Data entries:
────────────────
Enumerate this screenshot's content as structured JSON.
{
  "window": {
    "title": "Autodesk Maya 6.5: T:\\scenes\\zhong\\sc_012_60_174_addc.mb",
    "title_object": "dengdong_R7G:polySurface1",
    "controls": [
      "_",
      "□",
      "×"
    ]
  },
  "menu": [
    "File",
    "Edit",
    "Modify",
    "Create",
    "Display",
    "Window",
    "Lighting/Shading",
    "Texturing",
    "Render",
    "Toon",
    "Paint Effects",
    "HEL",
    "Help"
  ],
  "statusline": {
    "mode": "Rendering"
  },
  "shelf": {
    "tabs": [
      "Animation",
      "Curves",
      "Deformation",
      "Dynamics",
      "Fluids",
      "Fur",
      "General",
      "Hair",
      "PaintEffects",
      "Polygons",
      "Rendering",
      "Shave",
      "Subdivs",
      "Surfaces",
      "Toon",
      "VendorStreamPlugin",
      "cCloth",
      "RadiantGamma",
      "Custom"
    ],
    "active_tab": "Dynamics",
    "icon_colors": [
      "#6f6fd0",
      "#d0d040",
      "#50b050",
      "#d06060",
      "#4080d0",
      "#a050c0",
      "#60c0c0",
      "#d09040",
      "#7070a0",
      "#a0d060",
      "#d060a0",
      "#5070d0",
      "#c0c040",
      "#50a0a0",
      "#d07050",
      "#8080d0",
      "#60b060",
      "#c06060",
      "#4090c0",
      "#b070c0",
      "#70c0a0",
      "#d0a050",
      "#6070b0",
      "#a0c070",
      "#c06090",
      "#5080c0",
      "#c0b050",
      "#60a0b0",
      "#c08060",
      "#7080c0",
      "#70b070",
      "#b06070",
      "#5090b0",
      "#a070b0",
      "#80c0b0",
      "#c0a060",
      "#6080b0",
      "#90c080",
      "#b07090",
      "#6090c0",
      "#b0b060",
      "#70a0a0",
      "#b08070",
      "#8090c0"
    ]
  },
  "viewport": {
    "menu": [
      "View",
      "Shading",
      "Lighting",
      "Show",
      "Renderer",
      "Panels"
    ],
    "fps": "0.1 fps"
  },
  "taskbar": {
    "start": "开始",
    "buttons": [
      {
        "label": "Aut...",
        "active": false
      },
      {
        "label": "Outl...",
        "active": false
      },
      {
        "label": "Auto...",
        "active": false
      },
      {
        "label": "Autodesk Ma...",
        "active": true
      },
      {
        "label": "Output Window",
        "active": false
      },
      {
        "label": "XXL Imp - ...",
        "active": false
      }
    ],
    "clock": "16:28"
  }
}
────────────────
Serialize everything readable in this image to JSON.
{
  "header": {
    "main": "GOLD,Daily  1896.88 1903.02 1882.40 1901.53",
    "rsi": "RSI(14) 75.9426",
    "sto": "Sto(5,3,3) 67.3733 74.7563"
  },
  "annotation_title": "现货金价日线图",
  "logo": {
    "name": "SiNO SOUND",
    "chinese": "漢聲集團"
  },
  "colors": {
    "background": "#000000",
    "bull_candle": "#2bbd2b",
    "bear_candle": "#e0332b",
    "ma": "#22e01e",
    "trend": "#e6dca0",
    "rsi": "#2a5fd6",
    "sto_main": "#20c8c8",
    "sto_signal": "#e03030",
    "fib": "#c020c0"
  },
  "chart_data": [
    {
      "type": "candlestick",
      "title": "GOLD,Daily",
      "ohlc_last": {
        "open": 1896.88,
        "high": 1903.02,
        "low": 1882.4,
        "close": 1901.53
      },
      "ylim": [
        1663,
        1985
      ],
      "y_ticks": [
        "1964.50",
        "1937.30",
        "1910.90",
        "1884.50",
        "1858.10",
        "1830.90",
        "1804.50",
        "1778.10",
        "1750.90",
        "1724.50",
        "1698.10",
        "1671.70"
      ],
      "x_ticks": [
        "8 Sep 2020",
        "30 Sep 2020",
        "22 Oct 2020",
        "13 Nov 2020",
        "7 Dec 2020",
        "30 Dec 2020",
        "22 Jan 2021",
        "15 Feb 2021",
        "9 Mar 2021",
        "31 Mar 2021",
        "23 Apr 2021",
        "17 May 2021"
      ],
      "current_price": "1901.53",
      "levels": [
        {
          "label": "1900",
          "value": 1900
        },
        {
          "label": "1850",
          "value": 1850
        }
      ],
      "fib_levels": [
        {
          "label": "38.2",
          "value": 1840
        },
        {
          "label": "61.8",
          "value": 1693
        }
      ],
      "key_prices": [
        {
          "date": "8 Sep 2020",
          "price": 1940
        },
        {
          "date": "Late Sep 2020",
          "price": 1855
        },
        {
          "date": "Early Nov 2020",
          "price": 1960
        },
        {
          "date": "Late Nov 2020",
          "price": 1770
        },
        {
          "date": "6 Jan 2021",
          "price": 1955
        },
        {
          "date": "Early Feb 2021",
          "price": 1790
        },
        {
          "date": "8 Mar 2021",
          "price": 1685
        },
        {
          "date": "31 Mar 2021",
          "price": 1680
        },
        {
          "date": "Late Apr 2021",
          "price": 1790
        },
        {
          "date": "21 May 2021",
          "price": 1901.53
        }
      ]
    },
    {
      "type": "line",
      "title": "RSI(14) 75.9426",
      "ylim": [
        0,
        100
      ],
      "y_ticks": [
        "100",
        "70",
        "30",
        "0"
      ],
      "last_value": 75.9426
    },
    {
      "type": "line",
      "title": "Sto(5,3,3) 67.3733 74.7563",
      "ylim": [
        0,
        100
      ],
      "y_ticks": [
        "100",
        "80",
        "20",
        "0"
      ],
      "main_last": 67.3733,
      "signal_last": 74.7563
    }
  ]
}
────────────────
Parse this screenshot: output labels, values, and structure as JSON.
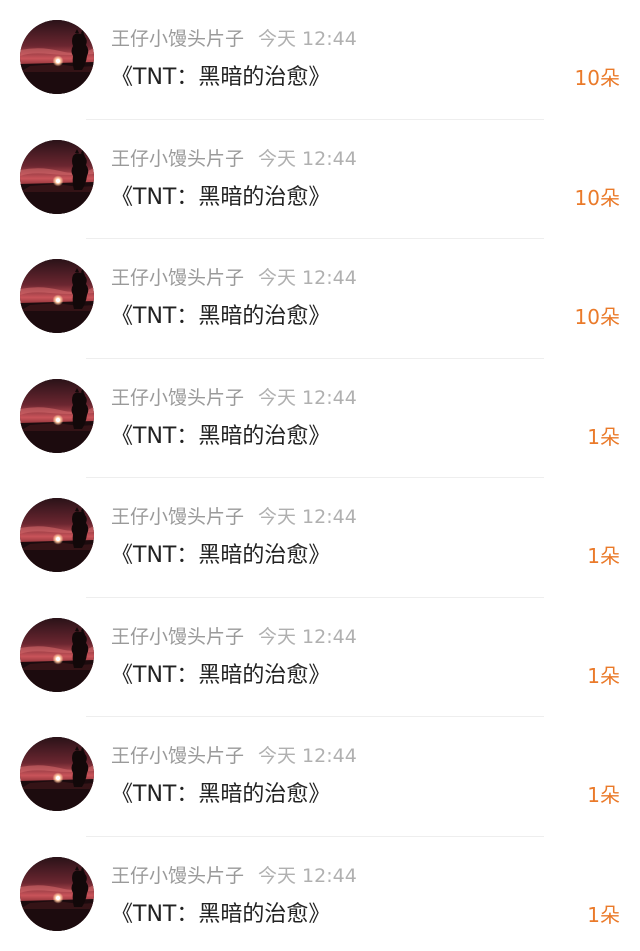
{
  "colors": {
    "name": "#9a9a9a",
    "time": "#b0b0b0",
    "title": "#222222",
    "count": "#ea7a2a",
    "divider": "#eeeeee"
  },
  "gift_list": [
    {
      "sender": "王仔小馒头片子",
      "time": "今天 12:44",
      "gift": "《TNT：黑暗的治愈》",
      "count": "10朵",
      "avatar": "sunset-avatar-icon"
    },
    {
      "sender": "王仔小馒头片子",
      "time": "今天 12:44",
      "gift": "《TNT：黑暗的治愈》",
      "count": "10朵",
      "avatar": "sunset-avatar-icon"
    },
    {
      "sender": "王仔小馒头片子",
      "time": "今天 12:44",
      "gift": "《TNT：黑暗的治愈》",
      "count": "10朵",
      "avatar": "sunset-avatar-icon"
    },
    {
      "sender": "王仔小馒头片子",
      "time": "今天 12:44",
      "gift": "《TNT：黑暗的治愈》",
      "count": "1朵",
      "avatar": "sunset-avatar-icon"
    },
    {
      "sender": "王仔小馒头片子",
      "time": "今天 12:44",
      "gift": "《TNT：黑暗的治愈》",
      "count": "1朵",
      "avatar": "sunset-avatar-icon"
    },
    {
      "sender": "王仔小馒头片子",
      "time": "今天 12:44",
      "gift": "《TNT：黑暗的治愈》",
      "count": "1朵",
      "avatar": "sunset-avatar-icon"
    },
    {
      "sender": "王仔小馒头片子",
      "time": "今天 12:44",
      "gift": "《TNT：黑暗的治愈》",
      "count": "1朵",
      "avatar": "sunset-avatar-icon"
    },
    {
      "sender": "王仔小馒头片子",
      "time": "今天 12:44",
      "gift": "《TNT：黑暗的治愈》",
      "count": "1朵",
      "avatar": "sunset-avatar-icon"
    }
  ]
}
────────────────
**EXERCISE AIM**
Show every line from the listing above in which the string "Daily" appears.

**PROBLEM SOLUTION**
    "main": "GOLD,Daily  1896.88 1903.02 1882.40 1901.53",
      "title": "GOLD,Daily",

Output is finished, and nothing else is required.